------ RECORD LIST
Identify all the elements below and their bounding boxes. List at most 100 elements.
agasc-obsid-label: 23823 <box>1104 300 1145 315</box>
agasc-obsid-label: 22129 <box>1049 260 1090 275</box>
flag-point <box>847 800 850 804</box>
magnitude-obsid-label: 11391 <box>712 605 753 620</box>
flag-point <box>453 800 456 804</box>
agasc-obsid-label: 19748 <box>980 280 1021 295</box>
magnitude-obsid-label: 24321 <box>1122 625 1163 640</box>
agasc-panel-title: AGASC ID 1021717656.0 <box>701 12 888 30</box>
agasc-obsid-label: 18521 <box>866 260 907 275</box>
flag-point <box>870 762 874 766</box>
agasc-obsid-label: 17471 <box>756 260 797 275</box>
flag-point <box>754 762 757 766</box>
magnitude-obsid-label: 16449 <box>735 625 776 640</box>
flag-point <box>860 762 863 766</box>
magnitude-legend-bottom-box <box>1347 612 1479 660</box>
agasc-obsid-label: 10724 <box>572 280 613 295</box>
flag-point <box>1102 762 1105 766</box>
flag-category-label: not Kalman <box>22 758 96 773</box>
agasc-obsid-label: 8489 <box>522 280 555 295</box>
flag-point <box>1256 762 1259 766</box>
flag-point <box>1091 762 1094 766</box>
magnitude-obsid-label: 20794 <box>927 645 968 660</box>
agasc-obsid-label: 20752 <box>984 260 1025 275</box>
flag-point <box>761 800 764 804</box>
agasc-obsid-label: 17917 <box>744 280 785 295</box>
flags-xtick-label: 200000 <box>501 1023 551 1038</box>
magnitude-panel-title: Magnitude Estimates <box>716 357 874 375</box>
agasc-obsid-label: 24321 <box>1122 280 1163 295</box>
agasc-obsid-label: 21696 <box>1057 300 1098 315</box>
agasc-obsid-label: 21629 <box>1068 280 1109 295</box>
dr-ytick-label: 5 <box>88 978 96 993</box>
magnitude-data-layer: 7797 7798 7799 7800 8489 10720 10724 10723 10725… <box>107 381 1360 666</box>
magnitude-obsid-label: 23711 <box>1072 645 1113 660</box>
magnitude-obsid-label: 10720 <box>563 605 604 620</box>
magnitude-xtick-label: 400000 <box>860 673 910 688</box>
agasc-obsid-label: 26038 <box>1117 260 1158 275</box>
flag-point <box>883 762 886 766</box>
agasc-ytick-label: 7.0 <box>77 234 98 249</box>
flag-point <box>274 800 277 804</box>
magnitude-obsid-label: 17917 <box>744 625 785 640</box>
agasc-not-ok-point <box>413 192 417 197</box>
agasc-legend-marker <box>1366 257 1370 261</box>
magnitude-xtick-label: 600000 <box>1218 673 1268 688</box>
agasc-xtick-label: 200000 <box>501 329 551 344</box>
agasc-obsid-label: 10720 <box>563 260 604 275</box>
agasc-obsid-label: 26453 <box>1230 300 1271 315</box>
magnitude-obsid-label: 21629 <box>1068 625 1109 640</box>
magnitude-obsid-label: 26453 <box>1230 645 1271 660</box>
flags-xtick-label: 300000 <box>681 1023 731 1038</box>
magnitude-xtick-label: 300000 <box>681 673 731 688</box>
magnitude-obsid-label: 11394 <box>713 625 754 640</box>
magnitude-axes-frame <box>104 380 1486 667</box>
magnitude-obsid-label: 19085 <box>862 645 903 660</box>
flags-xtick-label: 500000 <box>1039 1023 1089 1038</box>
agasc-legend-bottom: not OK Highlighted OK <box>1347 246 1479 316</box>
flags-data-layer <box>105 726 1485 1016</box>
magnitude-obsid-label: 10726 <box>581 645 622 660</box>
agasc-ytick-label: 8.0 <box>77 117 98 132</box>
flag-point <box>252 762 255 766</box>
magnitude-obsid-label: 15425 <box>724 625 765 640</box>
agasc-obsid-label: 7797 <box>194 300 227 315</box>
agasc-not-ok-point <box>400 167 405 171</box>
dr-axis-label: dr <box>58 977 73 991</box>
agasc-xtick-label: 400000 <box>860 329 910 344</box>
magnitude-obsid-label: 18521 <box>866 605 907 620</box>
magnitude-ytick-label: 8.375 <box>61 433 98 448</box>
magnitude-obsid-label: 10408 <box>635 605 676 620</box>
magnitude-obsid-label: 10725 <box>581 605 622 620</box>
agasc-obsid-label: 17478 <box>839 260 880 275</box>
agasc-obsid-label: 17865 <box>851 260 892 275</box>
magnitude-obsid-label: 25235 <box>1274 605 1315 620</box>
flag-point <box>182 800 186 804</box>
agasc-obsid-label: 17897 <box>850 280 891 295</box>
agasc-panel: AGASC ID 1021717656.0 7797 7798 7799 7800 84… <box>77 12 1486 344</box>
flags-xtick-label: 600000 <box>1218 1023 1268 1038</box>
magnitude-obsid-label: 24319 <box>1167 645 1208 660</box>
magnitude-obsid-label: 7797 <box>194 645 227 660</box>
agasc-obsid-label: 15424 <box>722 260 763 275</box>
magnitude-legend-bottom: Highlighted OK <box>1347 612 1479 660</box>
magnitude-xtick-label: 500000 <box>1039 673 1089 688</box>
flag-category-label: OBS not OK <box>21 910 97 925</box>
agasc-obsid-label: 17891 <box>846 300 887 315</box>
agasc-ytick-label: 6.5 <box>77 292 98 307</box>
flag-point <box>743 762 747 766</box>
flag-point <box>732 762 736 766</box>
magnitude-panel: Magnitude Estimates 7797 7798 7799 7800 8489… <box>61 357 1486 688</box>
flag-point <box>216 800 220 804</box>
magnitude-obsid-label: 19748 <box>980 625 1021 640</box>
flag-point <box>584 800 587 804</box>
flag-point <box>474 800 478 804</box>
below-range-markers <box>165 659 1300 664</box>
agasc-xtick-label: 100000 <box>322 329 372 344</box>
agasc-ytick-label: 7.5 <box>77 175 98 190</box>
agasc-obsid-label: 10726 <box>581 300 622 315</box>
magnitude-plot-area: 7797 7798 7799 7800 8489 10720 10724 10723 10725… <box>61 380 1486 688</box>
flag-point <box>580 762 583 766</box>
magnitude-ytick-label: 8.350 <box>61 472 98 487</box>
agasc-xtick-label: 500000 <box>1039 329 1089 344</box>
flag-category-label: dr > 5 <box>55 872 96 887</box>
------------
[EXERCISE BRIEF]:
Present the lines of all the entries above as a numbered list, omitting any blank lines.

[THE ANSWER]:
1. Identify all the elements below and their bounding boxes. List at most 100 elements.
2. agasc-obsid-label: 23823 <box>1104 300 1145 315</box>
3. agasc-obsid-label: 22129 <box>1049 260 1090 275</box>
4. flag-point <box>847 800 850 804</box>
5. magnitude-obsid-label: 11391 <box>712 605 753 620</box>
6. flag-point <box>453 800 456 804</box>
7. agasc-obsid-label: 19748 <box>980 280 1021 295</box>
8. magnitude-obsid-label: 24321 <box>1122 625 1163 640</box>
9. agasc-panel-title: AGASC ID 1021717656.0 <box>701 12 888 30</box>
10. agasc-obsid-label: 18521 <box>866 260 907 275</box>
11. flag-point <box>870 762 874 766</box>
12. agasc-obsid-label: 17471 <box>756 260 797 275</box>
13. flag-point <box>754 762 757 766</box>
14. magnitude-obsid-label: 16449 <box>735 625 776 640</box>
15. flag-point <box>860 762 863 766</box>
16. magnitude-legend-bottom-box <box>1347 612 1479 660</box>
17. agasc-obsid-label: 10724 <box>572 280 613 295</box>
18. flag-point <box>1102 762 1105 766</box>
19. flag-category-label: not Kalman <box>22 758 96 773</box>
20. agasc-obsid-label: 8489 <box>522 280 555 295</box>
21. flag-point <box>1256 762 1259 766</box>
22. flag-point <box>1091 762 1094 766</box>
23. magnitude-obsid-label: 20794 <box>927 645 968 660</box>
24. agasc-obsid-label: 20752 <box>984 260 1025 275</box>
25. flag-point <box>761 800 764 804</box>
26. agasc-obsid-label: 17917 <box>744 280 785 295</box>
27. flags-xtick-label: 200000 <box>501 1023 551 1038</box>
28. magnitude-panel-title: Magnitude Estimates <box>716 357 874 375</box>
29. agasc-obsid-label: 24321 <box>1122 280 1163 295</box>
30. agasc-obsid-label: 21696 <box>1057 300 1098 315</box>
31. agasc-obsid-label: 21629 <box>1068 280 1109 295</box>
32. dr-ytick-label: 5 <box>88 978 96 993</box>
33. magnitude-data-layer: 7797 7798 7799 7800 8489 10720 10724 10723 10725… <box>107 381 1360 666</box>
34. magnitude-obsid-label: 23711 <box>1072 645 1113 660</box>
35. magnitude-obsid-label: 10720 <box>563 605 604 620</box>
36. magnitude-xtick-label: 400000 <box>860 673 910 688</box>
37. agasc-obsid-label: 26038 <box>1117 260 1158 275</box>
38. flag-point <box>883 762 886 766</box>
39. agasc-ytick-label: 7.0 <box>77 234 98 249</box>
40. flag-point <box>274 800 277 804</box>
41. magnitude-obsid-label: 17917 <box>744 625 785 640</box>
42. agasc-not-ok-point <box>413 192 417 197</box>
43. agasc-legend-marker <box>1366 257 1370 261</box>
44. magnitude-xtick-label: 600000 <box>1218 673 1268 688</box>
45. agasc-xtick-label: 200000 <box>501 329 551 344</box>
46. agasc-obsid-label: 10720 <box>563 260 604 275</box>
47. agasc-obsid-label: 26453 <box>1230 300 1271 315</box>
48. magnitude-obsid-label: 21629 <box>1068 625 1109 640</box>
49. magnitude-obsid-label: 26453 <box>1230 645 1271 660</box>
50. flags-xtick-label: 300000 <box>681 1023 731 1038</box>
51. magnitude-xtick-label: 300000 <box>681 673 731 688</box>
52. magnitude-obsid-label: 11394 <box>713 625 754 640</box>
53. magnitude-axes-frame <box>104 380 1486 667</box>
54. magnitude-obsid-label: 19085 <box>862 645 903 660</box>
55. flags-xtick-label: 500000 <box>1039 1023 1089 1038</box>
56. agasc-legend-bottom: not OK Highlighted OK <box>1347 246 1479 316</box>
57. flags-data-layer <box>105 726 1485 1016</box>
58. magnitude-obsid-label: 10726 <box>581 645 622 660</box>
59. agasc-ytick-label: 8.0 <box>77 117 98 132</box>
60. flag-point <box>252 762 255 766</box>
61. magnitude-obsid-label: 15425 <box>724 625 765 640</box>
62. agasc-obsid-label: 7797 <box>194 300 227 315</box>
63. agasc-not-ok-point <box>400 167 405 171</box>
64. dr-axis-label: dr <box>58 977 73 991</box>
65. agasc-xtick-label: 400000 <box>860 329 910 344</box>
66. magnitude-obsid-label: 18521 <box>866 605 907 620</box>
67. magnitude-ytick-label: 8.375 <box>61 433 98 448</box>
68. magnitude-obsid-label: 10408 <box>635 605 676 620</box>
69. magnitude-obsid-label: 10725 <box>581 605 622 620</box>
70. agasc-obsid-label: 17478 <box>839 260 880 275</box>
71. agasc-obsid-label: 17865 <box>851 260 892 275</box>
72. magnitude-obsid-label: 25235 <box>1274 605 1315 620</box>
73. flag-point <box>182 800 186 804</box>
74. agasc-obsid-label: 17897 <box>850 280 891 295</box>
75. agasc-panel: AGASC ID 1021717656.0 7797 7798 7799 7800 84… <box>77 12 1486 344</box>
76. flags-xtick-label: 600000 <box>1218 1023 1268 1038</box>
77. magnitude-obsid-label: 24319 <box>1167 645 1208 660</box>
78. magnitude-obsid-label: 7797 <box>194 645 227 660</box>
79. agasc-obsid-label: 15424 <box>722 260 763 275</box>
80. magnitude-legend-bottom: Highlighted OK <box>1347 612 1479 660</box>
81. magnitude-xtick-label: 500000 <box>1039 673 1089 688</box>
82. flag-category-label: OBS not OK <box>21 910 97 925</box>
83. agasc-obsid-label: 17891 <box>846 300 887 315</box>
84. agasc-ytick-label: 6.5 <box>77 292 98 307</box>
85. flag-point <box>743 762 747 766</box>
86. flag-point <box>732 762 736 766</box>
87. magnitude-panel: Magnitude Estimates 7797 7798 7799 7800 8489… <box>61 357 1486 688</box>
88. flag-point <box>216 800 220 804</box>
89. magnitude-obsid-label: 19748 <box>980 625 1021 640</box>
90. flag-point <box>584 800 587 804</box>
91. flag-point <box>474 800 478 804</box>
92. below-range-markers <box>165 659 1300 664</box>
93. agasc-xtick-label: 100000 <box>322 329 372 344</box>
94. agasc-ytick-label: 7.5 <box>77 175 98 190</box>
95. agasc-obsid-label: 10726 <box>581 300 622 315</box>
96. magnitude-plot-area: 7797 7798 7799 7800 8489 10720 10724 10723 10725… <box>61 380 1486 688</box>
97. flag-point <box>580 762 583 766</box>
98. magnitude-ytick-label: 8.350 <box>61 472 98 487</box>
99. agasc-xtick-label: 500000 <box>1039 329 1089 344</box>
100. flag-category-label: dr > 5 <box>55 872 96 887</box>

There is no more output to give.